**LISTED RECORDS**
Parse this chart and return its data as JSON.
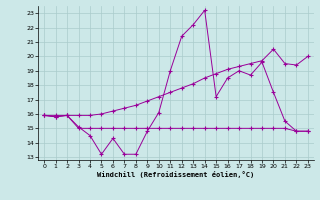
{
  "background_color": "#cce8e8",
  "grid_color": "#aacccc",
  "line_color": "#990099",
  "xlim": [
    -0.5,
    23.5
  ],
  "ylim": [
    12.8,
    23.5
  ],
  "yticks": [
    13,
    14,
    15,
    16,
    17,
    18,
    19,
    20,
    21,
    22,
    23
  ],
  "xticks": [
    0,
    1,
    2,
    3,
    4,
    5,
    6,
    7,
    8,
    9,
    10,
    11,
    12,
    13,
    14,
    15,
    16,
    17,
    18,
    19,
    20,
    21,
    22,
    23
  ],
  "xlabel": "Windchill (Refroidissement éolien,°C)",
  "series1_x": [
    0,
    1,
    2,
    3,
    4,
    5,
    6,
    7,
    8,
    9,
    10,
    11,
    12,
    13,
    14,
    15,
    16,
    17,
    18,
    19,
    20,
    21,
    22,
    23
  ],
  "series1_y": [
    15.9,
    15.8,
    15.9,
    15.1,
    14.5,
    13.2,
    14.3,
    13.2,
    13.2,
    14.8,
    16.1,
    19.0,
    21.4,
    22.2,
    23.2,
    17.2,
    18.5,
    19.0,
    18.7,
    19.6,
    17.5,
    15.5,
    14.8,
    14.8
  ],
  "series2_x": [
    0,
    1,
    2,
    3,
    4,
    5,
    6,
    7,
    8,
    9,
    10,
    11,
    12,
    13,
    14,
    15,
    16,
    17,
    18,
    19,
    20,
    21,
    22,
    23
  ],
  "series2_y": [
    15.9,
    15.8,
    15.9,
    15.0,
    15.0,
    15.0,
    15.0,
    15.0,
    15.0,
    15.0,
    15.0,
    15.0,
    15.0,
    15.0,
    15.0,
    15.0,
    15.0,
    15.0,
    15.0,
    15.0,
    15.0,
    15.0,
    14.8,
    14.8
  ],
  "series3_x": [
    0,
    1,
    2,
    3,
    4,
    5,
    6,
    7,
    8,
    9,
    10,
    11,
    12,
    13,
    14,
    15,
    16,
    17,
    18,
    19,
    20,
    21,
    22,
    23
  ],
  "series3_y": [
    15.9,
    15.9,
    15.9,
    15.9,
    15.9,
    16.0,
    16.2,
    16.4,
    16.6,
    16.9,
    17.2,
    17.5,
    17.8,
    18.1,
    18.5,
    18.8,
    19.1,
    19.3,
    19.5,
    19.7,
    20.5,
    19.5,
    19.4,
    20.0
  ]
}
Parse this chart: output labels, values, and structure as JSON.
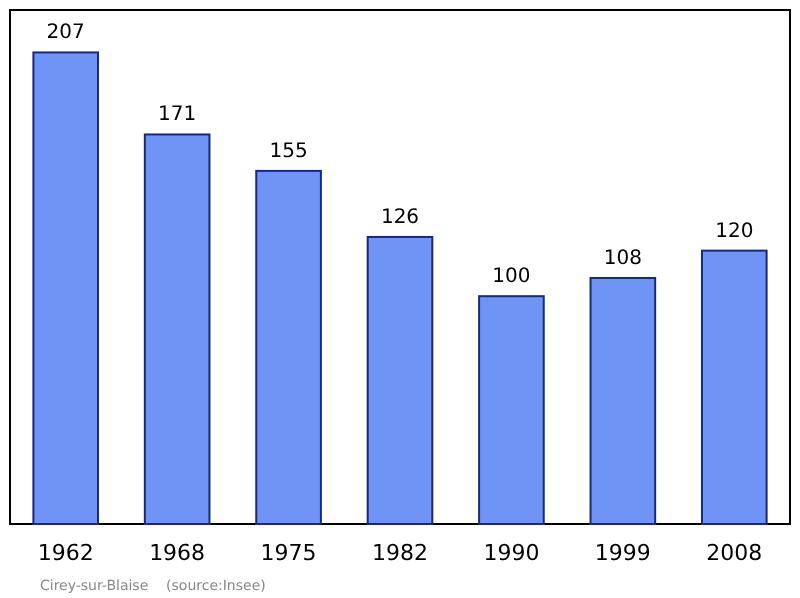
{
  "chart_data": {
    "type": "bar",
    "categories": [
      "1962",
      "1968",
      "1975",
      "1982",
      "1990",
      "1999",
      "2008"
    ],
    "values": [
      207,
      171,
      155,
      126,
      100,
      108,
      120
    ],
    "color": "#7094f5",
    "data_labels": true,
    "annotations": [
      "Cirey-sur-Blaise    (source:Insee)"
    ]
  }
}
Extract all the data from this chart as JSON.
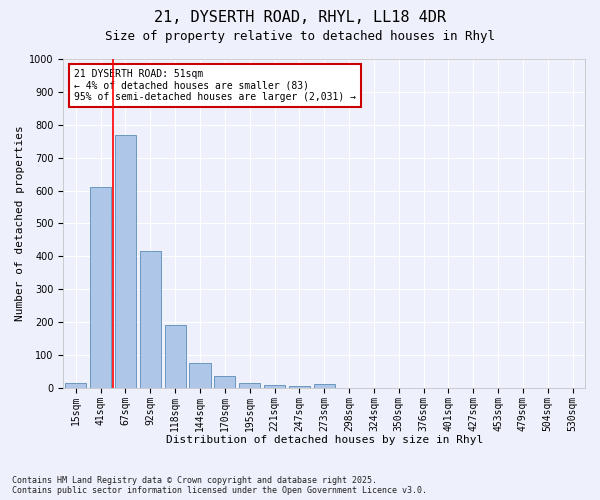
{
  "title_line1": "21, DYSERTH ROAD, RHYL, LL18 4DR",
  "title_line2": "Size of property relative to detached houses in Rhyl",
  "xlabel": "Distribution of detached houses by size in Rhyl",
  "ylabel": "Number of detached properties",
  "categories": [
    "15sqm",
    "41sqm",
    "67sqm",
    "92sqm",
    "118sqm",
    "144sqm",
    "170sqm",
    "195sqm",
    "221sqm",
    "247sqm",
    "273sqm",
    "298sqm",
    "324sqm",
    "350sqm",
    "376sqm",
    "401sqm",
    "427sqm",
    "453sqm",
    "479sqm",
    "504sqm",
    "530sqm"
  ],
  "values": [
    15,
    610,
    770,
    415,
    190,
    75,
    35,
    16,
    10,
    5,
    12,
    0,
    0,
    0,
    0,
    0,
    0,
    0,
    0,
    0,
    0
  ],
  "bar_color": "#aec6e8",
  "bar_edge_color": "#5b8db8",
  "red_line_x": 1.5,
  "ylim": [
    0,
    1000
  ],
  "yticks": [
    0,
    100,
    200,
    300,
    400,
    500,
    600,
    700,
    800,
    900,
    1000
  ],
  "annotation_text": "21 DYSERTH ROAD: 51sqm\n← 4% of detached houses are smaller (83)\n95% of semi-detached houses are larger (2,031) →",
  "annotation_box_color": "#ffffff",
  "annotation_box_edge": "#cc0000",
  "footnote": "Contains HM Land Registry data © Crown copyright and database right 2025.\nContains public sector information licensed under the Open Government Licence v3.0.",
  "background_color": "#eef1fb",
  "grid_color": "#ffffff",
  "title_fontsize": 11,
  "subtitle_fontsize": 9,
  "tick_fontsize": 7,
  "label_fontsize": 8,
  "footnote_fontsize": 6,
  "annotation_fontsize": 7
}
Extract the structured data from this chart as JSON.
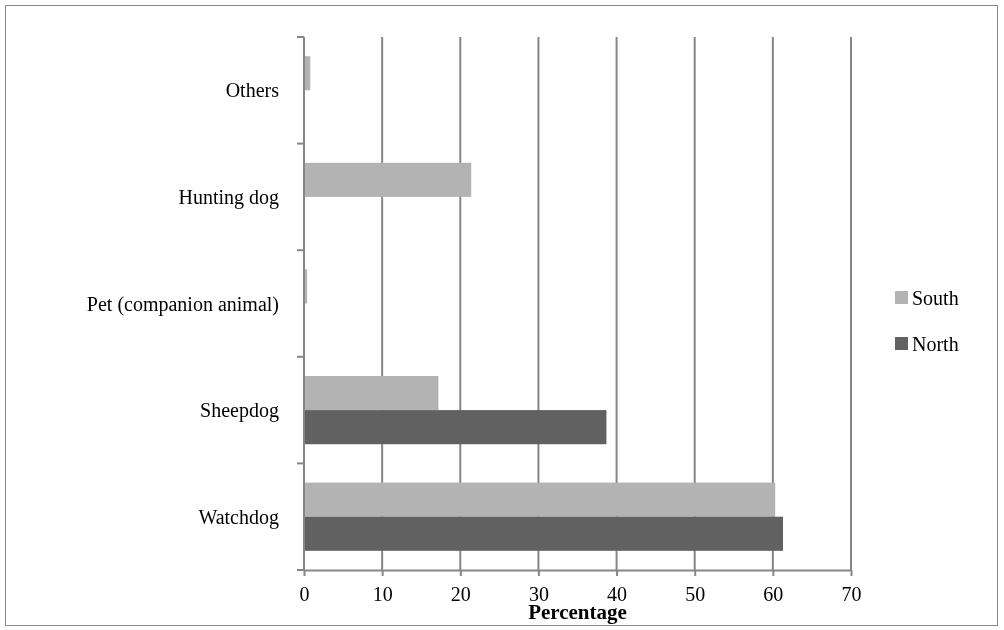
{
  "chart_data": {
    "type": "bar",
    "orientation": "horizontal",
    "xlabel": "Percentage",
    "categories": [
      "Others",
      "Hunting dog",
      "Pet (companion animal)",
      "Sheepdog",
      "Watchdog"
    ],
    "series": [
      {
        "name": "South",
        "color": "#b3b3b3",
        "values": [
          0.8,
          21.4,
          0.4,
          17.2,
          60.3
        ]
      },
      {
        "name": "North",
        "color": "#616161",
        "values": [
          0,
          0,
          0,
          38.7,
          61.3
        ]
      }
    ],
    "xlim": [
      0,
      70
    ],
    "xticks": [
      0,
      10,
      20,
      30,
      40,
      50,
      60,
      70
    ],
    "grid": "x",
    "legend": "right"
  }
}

**YOUR TASK**
Print each line of the material above exactly, with the pictures removed from your copy.

**THE RESPONSE**
Parse this chart and return its data as JSON.
{
  "background_color": "#cce8e8",
  "grid_color": "#aacccc",
  "line_color": "#990099",
  "xlim": [
    -0.5,
    23.5
  ],
  "ylim": [
    12.8,
    23.5
  ],
  "yticks": [
    13,
    14,
    15,
    16,
    17,
    18,
    19,
    20,
    21,
    22,
    23
  ],
  "xticks": [
    0,
    1,
    2,
    3,
    4,
    5,
    6,
    7,
    8,
    9,
    10,
    11,
    12,
    13,
    14,
    15,
    16,
    17,
    18,
    19,
    20,
    21,
    22,
    23
  ],
  "xlabel": "Windchill (Refroidissement éolien,°C)",
  "series1_x": [
    0,
    1,
    2,
    3,
    4,
    5,
    6,
    7,
    8,
    9,
    10,
    11,
    12,
    13,
    14,
    15,
    16,
    17,
    18,
    19,
    20,
    21,
    22,
    23
  ],
  "series1_y": [
    15.9,
    15.8,
    15.9,
    15.1,
    14.5,
    13.2,
    14.3,
    13.2,
    13.2,
    14.8,
    16.1,
    19.0,
    21.4,
    22.2,
    23.2,
    17.2,
    18.5,
    19.0,
    18.7,
    19.6,
    17.5,
    15.5,
    14.8,
    14.8
  ],
  "series2_x": [
    0,
    1,
    2,
    3,
    4,
    5,
    6,
    7,
    8,
    9,
    10,
    11,
    12,
    13,
    14,
    15,
    16,
    17,
    18,
    19,
    20,
    21,
    22,
    23
  ],
  "series2_y": [
    15.9,
    15.8,
    15.9,
    15.0,
    15.0,
    15.0,
    15.0,
    15.0,
    15.0,
    15.0,
    15.0,
    15.0,
    15.0,
    15.0,
    15.0,
    15.0,
    15.0,
    15.0,
    15.0,
    15.0,
    15.0,
    15.0,
    14.8,
    14.8
  ],
  "series3_x": [
    0,
    1,
    2,
    3,
    4,
    5,
    6,
    7,
    8,
    9,
    10,
    11,
    12,
    13,
    14,
    15,
    16,
    17,
    18,
    19,
    20,
    21,
    22,
    23
  ],
  "series3_y": [
    15.9,
    15.9,
    15.9,
    15.9,
    15.9,
    16.0,
    16.2,
    16.4,
    16.6,
    16.9,
    17.2,
    17.5,
    17.8,
    18.1,
    18.5,
    18.8,
    19.1,
    19.3,
    19.5,
    19.7,
    20.5,
    19.5,
    19.4,
    20.0
  ]
}
Parse this chart: output labels, values, and structure as JSON.
{
  "chart_data": {
    "type": "bar",
    "categories": [
      "1962",
      "1968",
      "1975",
      "1982",
      "1990",
      "1999",
      "2008"
    ],
    "values": [
      207,
      171,
      155,
      126,
      100,
      108,
      120
    ],
    "color": "#7094f5",
    "data_labels": true,
    "annotations": [
      "Cirey-sur-Blaise    (source:Insee)"
    ]
  }
}
Extract all the data from this chart as JSON.
{
  "title_line1": "21, DYSERTH ROAD, RHYL, LL18 4DR",
  "title_line2": "Size of property relative to detached houses in Rhyl",
  "xlabel": "Distribution of detached houses by size in Rhyl",
  "ylabel": "Number of detached properties",
  "categories": [
    "15sqm",
    "41sqm",
    "67sqm",
    "92sqm",
    "118sqm",
    "144sqm",
    "170sqm",
    "195sqm",
    "221sqm",
    "247sqm",
    "273sqm",
    "298sqm",
    "324sqm",
    "350sqm",
    "376sqm",
    "401sqm",
    "427sqm",
    "453sqm",
    "479sqm",
    "504sqm",
    "530sqm"
  ],
  "values": [
    15,
    610,
    770,
    415,
    190,
    75,
    35,
    16,
    10,
    5,
    12,
    0,
    0,
    0,
    0,
    0,
    0,
    0,
    0,
    0,
    0
  ],
  "bar_color": "#aec6e8",
  "bar_edge_color": "#5b8db8",
  "red_line_x": 1.5,
  "ylim": [
    0,
    1000
  ],
  "yticks": [
    0,
    100,
    200,
    300,
    400,
    500,
    600,
    700,
    800,
    900,
    1000
  ],
  "annotation_text": "21 DYSERTH ROAD: 51sqm\n← 4% of detached houses are smaller (83)\n95% of semi-detached houses are larger (2,031) →",
  "annotation_box_color": "#ffffff",
  "annotation_box_edge": "#cc0000",
  "footnote": "Contains HM Land Registry data © Crown copyright and database right 2025.\nContains public sector information licensed under the Open Government Licence v3.0.",
  "background_color": "#eef1fb",
  "grid_color": "#ffffff",
  "title_fontsize": 11,
  "subtitle_fontsize": 9,
  "tick_fontsize": 7,
  "label_fontsize": 8,
  "footnote_fontsize": 6,
  "annotation_fontsize": 7
}
Extract the structured data from this chart as JSON.
{
  "chart_data": {
    "type": "bar",
    "orientation": "horizontal",
    "xlabel": "Percentage",
    "categories": [
      "Others",
      "Hunting dog",
      "Pet (companion animal)",
      "Sheepdog",
      "Watchdog"
    ],
    "series": [
      {
        "name": "South",
        "color": "#b3b3b3",
        "values": [
          0.8,
          21.4,
          0.4,
          17.2,
          60.3
        ]
      },
      {
        "name": "North",
        "color": "#616161",
        "values": [
          0,
          0,
          0,
          38.7,
          61.3
        ]
      }
    ],
    "xlim": [
      0,
      70
    ],
    "xticks": [
      0,
      10,
      20,
      30,
      40,
      50,
      60,
      70
    ],
    "grid": "x",
    "legend": "right"
  }
}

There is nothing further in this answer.